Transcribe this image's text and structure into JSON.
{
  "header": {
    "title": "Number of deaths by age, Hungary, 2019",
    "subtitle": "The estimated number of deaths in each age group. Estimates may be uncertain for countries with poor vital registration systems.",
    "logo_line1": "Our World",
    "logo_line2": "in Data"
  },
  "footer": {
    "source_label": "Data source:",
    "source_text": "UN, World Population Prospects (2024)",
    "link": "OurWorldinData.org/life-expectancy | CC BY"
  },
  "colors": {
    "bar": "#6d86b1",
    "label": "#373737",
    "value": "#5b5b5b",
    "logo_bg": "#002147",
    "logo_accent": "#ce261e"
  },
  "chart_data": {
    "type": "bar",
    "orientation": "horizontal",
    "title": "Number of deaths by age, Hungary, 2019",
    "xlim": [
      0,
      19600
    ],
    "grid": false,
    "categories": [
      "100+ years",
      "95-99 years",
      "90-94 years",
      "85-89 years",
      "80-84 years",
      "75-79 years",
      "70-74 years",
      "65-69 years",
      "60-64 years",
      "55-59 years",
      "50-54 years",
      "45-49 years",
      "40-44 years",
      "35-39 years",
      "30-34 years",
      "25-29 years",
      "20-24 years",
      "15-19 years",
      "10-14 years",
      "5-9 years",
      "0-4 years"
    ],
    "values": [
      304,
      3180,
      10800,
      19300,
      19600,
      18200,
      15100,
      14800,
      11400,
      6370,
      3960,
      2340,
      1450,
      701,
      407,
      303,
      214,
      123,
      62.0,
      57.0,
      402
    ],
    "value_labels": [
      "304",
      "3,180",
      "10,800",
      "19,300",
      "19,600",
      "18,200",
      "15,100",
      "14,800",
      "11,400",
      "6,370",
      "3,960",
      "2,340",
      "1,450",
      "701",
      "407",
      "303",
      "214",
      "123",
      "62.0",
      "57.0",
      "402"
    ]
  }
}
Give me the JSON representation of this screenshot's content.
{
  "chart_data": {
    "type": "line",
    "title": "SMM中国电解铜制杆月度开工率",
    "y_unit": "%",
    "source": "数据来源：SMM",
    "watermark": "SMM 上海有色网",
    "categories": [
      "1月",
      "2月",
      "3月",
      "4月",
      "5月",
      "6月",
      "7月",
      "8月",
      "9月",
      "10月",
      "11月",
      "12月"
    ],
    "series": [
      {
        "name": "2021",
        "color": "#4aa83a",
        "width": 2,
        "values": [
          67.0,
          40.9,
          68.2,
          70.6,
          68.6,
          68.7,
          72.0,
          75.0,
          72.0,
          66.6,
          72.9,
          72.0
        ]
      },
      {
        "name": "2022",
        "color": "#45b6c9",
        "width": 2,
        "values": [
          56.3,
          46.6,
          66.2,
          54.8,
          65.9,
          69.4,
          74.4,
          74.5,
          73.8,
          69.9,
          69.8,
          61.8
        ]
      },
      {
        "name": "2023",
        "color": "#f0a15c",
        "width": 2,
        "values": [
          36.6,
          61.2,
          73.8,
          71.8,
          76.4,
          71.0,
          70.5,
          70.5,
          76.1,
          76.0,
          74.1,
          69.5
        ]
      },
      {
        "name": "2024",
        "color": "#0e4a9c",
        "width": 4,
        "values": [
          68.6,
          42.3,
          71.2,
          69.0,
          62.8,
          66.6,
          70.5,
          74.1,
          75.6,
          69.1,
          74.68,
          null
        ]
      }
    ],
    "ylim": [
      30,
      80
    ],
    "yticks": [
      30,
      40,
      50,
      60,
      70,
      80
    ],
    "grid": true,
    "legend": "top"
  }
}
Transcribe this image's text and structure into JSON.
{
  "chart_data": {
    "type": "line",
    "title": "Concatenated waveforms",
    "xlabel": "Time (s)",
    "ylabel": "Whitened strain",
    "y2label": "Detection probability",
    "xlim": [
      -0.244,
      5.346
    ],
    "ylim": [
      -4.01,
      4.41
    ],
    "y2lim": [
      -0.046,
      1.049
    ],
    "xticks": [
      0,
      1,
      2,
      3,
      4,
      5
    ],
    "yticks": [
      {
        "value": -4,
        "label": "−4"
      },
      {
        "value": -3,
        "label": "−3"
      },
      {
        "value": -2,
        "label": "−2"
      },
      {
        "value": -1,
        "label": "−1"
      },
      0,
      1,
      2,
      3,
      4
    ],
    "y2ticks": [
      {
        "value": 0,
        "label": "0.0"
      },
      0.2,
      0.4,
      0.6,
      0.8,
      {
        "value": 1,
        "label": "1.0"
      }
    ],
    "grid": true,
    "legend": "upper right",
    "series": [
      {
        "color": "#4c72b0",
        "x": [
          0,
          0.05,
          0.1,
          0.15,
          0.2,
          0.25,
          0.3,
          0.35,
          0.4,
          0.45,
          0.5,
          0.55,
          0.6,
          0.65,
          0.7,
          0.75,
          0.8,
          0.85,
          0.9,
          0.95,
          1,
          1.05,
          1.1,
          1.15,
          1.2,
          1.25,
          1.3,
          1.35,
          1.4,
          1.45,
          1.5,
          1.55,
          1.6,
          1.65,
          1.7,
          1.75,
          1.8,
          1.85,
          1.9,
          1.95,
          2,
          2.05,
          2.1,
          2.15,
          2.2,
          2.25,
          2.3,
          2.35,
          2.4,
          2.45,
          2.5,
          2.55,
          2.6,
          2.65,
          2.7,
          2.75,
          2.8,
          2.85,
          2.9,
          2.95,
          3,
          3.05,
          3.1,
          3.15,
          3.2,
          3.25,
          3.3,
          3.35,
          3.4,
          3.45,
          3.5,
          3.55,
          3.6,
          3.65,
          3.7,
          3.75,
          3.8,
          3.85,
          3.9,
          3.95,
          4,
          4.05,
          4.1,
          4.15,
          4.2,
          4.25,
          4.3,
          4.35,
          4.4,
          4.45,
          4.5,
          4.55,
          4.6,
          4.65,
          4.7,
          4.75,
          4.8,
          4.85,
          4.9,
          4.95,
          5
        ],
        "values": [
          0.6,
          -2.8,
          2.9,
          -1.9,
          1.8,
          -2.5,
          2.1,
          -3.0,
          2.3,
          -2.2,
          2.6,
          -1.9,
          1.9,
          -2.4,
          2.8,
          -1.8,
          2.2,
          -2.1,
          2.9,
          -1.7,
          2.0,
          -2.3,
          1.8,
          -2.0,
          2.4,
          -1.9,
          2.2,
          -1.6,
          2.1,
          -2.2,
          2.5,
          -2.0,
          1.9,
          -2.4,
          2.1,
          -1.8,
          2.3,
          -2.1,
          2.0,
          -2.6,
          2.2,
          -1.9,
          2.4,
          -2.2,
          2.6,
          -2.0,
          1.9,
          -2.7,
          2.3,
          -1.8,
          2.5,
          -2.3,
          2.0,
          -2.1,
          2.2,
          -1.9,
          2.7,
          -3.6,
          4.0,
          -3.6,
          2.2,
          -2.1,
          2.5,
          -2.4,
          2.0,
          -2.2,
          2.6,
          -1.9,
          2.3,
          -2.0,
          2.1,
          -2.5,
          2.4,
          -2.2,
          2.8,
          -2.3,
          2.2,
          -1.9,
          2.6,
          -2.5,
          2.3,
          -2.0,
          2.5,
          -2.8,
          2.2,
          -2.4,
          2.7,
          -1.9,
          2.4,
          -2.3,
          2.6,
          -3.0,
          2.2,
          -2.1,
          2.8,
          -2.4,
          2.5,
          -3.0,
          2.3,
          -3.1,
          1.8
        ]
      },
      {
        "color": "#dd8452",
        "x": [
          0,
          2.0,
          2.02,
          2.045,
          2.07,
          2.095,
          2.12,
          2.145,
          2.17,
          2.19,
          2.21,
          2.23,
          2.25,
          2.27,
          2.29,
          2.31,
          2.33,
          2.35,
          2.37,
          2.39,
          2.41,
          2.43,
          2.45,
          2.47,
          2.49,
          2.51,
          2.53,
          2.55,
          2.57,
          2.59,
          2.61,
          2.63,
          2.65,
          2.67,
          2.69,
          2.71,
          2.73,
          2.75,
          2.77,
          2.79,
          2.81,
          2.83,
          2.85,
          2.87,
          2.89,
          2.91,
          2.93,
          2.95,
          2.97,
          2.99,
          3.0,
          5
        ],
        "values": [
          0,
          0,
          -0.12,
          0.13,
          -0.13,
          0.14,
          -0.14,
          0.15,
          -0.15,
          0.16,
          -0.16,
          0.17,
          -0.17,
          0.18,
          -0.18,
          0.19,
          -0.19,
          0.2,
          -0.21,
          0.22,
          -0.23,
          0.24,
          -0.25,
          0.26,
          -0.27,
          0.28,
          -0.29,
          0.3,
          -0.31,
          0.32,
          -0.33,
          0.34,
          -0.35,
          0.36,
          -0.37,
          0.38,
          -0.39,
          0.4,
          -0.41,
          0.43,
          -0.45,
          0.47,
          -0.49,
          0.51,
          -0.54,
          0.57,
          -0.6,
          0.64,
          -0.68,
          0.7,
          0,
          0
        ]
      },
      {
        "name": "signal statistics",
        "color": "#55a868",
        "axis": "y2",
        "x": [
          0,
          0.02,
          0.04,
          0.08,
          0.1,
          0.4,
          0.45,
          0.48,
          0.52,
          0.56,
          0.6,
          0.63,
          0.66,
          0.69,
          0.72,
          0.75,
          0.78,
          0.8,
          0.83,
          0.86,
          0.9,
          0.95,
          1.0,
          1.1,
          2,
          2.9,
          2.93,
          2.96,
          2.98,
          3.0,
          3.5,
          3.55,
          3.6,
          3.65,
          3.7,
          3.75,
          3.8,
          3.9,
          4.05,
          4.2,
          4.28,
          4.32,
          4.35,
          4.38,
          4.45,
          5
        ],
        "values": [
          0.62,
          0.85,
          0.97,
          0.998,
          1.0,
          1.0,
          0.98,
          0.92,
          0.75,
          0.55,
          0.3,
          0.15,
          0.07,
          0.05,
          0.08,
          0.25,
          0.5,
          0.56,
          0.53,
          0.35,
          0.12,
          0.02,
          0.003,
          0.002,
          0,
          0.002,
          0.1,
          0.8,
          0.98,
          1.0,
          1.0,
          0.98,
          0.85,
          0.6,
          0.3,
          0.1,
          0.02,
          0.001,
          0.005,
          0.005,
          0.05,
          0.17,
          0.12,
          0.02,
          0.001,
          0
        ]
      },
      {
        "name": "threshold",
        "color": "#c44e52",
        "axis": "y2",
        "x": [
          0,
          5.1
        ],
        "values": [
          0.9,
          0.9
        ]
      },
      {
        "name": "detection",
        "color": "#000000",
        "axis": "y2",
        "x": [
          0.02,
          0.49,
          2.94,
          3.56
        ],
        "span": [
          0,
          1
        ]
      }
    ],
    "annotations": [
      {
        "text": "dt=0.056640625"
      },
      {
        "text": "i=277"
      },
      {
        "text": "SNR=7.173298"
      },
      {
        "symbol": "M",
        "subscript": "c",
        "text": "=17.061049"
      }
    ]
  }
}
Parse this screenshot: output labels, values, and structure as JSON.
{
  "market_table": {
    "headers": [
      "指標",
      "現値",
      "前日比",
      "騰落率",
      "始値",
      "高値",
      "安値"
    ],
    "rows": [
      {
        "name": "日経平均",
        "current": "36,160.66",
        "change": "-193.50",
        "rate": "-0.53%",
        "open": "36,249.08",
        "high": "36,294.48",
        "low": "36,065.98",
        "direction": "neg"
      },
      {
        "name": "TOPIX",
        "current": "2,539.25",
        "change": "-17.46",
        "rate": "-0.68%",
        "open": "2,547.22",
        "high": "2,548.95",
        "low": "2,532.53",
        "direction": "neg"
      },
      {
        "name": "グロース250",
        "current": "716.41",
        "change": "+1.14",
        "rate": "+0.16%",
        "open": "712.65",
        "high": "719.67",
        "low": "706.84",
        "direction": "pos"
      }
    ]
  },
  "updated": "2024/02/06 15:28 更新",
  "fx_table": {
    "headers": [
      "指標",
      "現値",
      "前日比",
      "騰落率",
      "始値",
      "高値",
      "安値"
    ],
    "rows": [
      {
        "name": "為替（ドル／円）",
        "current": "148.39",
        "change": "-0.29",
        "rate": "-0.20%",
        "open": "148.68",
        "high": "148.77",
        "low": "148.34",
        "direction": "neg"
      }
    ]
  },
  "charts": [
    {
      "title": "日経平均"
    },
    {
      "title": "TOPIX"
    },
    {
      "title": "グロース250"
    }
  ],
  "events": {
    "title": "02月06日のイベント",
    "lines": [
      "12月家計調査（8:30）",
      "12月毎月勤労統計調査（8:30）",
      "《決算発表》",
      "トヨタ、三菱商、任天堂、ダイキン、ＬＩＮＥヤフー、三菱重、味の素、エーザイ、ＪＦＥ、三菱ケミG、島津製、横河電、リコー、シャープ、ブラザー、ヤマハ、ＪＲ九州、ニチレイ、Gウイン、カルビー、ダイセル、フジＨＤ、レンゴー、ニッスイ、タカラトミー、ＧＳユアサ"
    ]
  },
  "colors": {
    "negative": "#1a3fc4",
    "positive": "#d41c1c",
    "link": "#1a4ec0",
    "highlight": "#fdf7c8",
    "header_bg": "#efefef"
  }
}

☆ ☆ ☆ ☆ ☆ ☆ ☆

**WHAT THE TASK ASKS**
Look through the entries above and list every line containing "link".

**TASK SOLUTION**
    "link": "OurWorldinData.org/life-expectancy | CC BY"
    "link": "#1a4ec0",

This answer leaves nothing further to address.